**SUPPLIED RECORDS:**
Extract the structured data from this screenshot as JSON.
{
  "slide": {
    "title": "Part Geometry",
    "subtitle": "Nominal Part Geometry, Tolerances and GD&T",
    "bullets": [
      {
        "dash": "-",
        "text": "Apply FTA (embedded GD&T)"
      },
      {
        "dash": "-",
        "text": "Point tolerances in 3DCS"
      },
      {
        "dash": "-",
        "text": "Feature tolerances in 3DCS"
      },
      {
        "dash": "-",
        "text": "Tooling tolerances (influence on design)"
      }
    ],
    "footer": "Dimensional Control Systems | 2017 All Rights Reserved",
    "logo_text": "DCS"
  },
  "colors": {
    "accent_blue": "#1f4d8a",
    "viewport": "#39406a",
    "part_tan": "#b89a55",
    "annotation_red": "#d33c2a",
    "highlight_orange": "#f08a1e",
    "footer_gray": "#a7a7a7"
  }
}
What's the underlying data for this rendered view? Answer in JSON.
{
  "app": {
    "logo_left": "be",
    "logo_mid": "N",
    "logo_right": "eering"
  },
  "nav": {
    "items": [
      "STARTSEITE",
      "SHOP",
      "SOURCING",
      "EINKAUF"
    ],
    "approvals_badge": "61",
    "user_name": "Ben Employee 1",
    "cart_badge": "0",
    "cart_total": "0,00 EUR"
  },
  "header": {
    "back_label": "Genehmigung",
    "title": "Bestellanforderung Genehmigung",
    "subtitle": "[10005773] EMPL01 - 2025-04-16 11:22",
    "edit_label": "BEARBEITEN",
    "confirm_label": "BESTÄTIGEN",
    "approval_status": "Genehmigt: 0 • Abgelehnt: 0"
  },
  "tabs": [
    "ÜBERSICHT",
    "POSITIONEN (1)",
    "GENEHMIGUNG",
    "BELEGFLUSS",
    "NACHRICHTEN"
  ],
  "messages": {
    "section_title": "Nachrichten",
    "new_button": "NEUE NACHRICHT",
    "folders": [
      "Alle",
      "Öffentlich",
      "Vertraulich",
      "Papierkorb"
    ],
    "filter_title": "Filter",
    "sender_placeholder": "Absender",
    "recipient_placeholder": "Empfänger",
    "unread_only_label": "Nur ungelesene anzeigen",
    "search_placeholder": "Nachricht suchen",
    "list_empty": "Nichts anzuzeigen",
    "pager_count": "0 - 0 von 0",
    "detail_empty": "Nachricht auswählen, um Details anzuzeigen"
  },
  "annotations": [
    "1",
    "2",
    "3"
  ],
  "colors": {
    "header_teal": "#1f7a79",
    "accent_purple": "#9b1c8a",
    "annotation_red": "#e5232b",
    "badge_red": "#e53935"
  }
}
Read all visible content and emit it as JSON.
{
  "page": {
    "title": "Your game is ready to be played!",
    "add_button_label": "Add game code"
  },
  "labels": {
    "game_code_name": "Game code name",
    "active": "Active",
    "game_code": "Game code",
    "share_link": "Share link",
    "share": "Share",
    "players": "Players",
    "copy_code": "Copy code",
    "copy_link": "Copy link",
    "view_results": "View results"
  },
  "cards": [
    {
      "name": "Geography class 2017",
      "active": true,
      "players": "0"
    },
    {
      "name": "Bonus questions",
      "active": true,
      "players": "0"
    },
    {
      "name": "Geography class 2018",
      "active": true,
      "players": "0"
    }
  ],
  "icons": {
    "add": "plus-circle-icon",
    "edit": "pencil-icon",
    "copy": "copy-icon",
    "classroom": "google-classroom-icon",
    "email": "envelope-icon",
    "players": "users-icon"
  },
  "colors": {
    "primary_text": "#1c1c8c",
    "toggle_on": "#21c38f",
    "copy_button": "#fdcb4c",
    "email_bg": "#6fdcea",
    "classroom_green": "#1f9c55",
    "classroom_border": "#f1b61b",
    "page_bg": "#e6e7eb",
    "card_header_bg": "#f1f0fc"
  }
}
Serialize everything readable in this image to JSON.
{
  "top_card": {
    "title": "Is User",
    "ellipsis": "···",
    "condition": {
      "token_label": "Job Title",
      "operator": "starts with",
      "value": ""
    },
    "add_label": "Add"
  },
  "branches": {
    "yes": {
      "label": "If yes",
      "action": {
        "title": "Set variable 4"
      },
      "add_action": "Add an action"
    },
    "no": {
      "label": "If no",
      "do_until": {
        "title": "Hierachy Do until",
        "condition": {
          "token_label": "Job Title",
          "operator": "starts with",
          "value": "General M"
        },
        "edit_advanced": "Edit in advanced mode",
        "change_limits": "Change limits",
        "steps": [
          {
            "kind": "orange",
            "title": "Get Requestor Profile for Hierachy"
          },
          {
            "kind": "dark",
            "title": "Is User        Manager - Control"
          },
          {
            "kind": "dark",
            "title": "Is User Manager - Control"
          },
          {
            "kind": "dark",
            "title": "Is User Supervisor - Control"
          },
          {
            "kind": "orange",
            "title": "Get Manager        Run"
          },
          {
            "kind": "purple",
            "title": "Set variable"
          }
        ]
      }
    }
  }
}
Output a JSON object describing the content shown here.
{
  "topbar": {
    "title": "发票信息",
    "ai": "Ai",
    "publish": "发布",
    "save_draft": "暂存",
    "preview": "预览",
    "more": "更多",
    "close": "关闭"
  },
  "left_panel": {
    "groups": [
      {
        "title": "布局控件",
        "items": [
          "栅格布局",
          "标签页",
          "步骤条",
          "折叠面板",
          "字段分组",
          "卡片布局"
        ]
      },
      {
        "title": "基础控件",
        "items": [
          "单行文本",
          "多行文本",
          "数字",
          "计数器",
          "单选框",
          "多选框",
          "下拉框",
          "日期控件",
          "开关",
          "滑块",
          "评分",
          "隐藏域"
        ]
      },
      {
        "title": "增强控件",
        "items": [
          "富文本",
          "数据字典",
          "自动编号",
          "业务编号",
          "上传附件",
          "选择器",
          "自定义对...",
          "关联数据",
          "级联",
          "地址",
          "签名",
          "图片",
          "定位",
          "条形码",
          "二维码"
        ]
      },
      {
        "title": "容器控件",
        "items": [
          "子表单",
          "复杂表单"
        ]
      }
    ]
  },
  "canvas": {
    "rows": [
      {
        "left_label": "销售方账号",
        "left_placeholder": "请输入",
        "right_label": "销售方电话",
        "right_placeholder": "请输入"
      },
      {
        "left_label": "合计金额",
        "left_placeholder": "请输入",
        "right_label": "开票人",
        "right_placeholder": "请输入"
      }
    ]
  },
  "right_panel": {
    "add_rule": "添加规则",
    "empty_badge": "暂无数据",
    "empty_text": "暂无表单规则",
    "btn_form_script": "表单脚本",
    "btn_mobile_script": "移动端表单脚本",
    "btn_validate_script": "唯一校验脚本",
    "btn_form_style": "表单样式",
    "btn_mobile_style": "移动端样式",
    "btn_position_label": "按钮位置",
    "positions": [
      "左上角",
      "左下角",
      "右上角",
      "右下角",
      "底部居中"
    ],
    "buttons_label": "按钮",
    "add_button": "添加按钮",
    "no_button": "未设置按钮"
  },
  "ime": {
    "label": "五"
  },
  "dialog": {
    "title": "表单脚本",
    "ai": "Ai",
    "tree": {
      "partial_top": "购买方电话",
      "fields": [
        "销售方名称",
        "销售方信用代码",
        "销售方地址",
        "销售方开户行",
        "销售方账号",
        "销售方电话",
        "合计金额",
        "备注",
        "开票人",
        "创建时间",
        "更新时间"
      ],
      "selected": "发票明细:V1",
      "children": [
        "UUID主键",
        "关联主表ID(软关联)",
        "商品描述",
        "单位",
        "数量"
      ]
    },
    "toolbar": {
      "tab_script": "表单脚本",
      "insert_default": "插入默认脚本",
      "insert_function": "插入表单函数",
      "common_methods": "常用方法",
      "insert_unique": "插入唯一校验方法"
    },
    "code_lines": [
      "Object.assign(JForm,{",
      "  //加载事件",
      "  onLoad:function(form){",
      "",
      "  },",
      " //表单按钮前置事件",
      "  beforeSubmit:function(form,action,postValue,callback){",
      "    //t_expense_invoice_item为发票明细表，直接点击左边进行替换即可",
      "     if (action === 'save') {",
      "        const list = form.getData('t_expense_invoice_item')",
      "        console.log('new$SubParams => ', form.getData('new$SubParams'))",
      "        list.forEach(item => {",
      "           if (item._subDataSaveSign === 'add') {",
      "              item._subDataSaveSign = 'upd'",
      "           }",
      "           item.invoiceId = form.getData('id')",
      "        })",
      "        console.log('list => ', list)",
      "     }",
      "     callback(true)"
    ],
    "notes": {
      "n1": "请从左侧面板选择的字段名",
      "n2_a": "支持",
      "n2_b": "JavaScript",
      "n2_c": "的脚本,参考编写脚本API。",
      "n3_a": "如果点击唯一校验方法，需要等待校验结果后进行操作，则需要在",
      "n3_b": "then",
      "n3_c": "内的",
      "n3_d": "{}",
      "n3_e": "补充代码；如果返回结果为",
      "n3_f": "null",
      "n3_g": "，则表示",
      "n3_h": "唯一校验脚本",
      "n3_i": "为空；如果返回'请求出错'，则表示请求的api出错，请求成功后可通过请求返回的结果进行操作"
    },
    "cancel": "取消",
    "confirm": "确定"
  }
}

**CHALLENGE:**
Copy the lines from the entries above in which the word "operator" appears.

**ANSWER BELOW:**
      "operator": "starts with",
          "operator": "starts with",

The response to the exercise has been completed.